— start of RECORD EXCERPTS —

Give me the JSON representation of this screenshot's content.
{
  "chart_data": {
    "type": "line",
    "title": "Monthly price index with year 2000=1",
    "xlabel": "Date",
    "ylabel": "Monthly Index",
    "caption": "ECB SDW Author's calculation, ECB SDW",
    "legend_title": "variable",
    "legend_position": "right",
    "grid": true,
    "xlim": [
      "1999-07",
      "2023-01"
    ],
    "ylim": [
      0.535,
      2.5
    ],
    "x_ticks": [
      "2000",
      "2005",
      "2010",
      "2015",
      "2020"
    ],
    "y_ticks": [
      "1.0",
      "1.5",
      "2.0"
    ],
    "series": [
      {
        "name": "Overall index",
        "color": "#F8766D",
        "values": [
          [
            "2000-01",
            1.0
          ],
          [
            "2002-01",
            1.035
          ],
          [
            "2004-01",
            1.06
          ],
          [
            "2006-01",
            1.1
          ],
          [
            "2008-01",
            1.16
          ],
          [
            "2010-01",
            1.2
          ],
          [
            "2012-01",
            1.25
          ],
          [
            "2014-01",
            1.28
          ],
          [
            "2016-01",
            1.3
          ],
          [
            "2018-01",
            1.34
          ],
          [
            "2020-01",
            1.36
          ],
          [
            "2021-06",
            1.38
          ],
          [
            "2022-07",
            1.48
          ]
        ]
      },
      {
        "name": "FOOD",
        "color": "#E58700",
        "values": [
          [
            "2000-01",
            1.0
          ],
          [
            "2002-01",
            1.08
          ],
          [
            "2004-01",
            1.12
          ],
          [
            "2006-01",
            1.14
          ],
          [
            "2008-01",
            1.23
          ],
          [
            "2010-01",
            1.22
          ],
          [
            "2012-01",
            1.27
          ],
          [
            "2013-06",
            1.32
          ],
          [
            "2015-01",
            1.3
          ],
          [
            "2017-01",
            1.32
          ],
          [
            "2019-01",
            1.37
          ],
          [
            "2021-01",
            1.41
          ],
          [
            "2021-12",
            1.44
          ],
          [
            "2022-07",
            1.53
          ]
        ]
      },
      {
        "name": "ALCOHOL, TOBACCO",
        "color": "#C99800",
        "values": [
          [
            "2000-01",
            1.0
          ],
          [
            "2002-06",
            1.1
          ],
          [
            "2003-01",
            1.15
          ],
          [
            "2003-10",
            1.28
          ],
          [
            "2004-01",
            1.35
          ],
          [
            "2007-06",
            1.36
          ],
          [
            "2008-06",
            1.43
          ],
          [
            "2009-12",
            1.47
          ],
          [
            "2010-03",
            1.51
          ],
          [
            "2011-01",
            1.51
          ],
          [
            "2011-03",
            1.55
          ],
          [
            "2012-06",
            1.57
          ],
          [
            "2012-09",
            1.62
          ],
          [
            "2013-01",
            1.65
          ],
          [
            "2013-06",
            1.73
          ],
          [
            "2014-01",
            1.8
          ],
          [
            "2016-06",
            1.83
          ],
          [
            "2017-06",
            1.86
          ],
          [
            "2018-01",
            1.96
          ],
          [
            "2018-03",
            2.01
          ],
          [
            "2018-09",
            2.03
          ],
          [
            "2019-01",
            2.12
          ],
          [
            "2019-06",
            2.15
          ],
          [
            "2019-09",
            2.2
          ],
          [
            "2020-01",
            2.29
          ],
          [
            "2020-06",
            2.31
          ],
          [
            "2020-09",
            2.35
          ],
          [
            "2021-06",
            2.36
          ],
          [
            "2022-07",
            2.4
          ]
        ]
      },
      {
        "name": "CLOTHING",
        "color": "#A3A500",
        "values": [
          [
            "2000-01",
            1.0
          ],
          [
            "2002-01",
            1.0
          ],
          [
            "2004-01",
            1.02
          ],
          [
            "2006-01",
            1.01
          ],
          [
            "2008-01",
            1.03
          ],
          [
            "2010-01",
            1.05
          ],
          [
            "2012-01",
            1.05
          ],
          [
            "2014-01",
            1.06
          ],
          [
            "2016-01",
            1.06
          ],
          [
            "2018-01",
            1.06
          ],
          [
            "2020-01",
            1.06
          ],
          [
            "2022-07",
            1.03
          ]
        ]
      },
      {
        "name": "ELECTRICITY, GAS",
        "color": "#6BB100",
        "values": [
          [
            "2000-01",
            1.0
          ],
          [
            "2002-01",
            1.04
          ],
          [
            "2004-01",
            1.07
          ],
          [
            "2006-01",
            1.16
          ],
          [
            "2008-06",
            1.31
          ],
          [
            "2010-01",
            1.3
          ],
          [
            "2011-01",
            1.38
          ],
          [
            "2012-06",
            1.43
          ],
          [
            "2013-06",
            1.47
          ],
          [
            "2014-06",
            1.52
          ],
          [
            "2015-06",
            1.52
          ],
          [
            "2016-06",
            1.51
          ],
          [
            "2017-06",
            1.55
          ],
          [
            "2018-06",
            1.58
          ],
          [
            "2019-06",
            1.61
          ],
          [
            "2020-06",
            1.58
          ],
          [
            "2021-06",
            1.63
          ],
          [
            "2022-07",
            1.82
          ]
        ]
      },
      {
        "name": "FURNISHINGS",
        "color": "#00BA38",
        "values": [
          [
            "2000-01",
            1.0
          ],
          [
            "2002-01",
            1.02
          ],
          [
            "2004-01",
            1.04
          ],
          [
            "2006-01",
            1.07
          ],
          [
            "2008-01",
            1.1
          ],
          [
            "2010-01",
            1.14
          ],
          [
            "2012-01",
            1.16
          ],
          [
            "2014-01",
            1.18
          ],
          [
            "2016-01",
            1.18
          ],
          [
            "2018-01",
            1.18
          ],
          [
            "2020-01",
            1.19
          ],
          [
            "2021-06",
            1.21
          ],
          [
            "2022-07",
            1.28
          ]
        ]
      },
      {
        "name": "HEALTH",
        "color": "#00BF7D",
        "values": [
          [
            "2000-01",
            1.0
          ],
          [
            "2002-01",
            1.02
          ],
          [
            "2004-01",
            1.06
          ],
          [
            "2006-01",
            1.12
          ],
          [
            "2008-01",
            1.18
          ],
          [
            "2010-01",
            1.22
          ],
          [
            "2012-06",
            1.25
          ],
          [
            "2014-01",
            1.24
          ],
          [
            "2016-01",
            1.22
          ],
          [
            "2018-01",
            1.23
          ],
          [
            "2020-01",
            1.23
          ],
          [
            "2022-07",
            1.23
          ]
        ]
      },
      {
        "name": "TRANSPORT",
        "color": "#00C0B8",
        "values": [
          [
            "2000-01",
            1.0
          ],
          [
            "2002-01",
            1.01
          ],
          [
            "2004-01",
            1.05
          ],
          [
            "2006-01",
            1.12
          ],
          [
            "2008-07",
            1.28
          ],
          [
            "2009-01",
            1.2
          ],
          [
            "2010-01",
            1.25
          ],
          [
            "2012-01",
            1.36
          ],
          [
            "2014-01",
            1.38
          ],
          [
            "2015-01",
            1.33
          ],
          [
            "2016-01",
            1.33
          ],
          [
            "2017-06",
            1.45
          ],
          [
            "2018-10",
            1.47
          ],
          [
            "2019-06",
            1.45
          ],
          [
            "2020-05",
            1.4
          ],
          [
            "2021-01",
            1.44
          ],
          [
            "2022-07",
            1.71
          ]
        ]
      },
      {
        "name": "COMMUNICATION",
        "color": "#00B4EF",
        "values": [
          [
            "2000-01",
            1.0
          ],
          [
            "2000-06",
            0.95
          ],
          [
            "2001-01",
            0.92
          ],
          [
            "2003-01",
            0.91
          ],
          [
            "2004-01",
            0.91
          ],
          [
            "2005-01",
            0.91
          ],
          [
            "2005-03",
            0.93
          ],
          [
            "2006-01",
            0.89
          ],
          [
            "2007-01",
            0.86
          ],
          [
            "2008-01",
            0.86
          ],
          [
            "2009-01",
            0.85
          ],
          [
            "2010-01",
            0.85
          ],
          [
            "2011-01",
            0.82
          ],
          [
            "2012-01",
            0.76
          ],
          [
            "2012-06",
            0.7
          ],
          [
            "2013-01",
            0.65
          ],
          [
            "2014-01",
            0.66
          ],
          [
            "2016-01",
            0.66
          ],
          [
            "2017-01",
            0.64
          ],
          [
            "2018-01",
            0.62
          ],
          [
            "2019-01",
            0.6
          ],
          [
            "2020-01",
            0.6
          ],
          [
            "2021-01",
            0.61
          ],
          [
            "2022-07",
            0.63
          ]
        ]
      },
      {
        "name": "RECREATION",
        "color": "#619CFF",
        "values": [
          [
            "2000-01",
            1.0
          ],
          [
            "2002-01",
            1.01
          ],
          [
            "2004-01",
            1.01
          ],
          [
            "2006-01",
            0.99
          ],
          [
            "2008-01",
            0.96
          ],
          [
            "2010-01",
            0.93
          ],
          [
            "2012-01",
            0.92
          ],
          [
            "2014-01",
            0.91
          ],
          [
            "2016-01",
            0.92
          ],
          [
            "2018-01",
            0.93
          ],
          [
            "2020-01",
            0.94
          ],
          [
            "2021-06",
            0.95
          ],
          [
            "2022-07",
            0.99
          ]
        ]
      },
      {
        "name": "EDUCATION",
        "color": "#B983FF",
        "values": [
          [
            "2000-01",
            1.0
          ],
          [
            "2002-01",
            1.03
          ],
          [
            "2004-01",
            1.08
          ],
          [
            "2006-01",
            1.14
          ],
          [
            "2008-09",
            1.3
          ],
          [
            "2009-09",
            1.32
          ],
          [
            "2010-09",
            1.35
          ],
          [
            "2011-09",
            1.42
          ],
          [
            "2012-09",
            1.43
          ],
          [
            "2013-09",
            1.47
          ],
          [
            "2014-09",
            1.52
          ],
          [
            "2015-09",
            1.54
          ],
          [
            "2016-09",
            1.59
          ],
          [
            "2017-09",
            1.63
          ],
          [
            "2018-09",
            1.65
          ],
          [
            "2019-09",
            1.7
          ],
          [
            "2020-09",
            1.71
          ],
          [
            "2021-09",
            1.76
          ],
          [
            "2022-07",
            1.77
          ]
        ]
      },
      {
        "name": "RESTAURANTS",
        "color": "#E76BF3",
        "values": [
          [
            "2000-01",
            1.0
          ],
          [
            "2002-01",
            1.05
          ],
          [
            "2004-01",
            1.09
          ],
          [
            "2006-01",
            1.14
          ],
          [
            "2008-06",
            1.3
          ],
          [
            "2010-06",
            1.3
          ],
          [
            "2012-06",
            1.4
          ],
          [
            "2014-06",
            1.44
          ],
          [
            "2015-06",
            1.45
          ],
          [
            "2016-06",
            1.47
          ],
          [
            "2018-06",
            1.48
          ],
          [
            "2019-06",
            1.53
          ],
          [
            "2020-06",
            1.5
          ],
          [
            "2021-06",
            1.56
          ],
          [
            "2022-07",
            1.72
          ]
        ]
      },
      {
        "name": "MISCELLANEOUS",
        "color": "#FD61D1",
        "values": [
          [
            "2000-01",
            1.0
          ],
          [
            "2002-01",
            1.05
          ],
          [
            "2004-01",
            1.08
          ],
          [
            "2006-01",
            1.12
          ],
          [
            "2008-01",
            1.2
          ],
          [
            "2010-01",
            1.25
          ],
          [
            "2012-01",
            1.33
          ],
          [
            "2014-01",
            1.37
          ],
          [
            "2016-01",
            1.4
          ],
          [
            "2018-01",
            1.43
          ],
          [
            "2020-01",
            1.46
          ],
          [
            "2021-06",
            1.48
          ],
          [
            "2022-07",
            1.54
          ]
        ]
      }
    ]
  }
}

— end of RECORD EXCERPTS —

Search the lines for the word "Monthly" and report how many contain it, by number only.

| COMPLETED EXERCISE |
2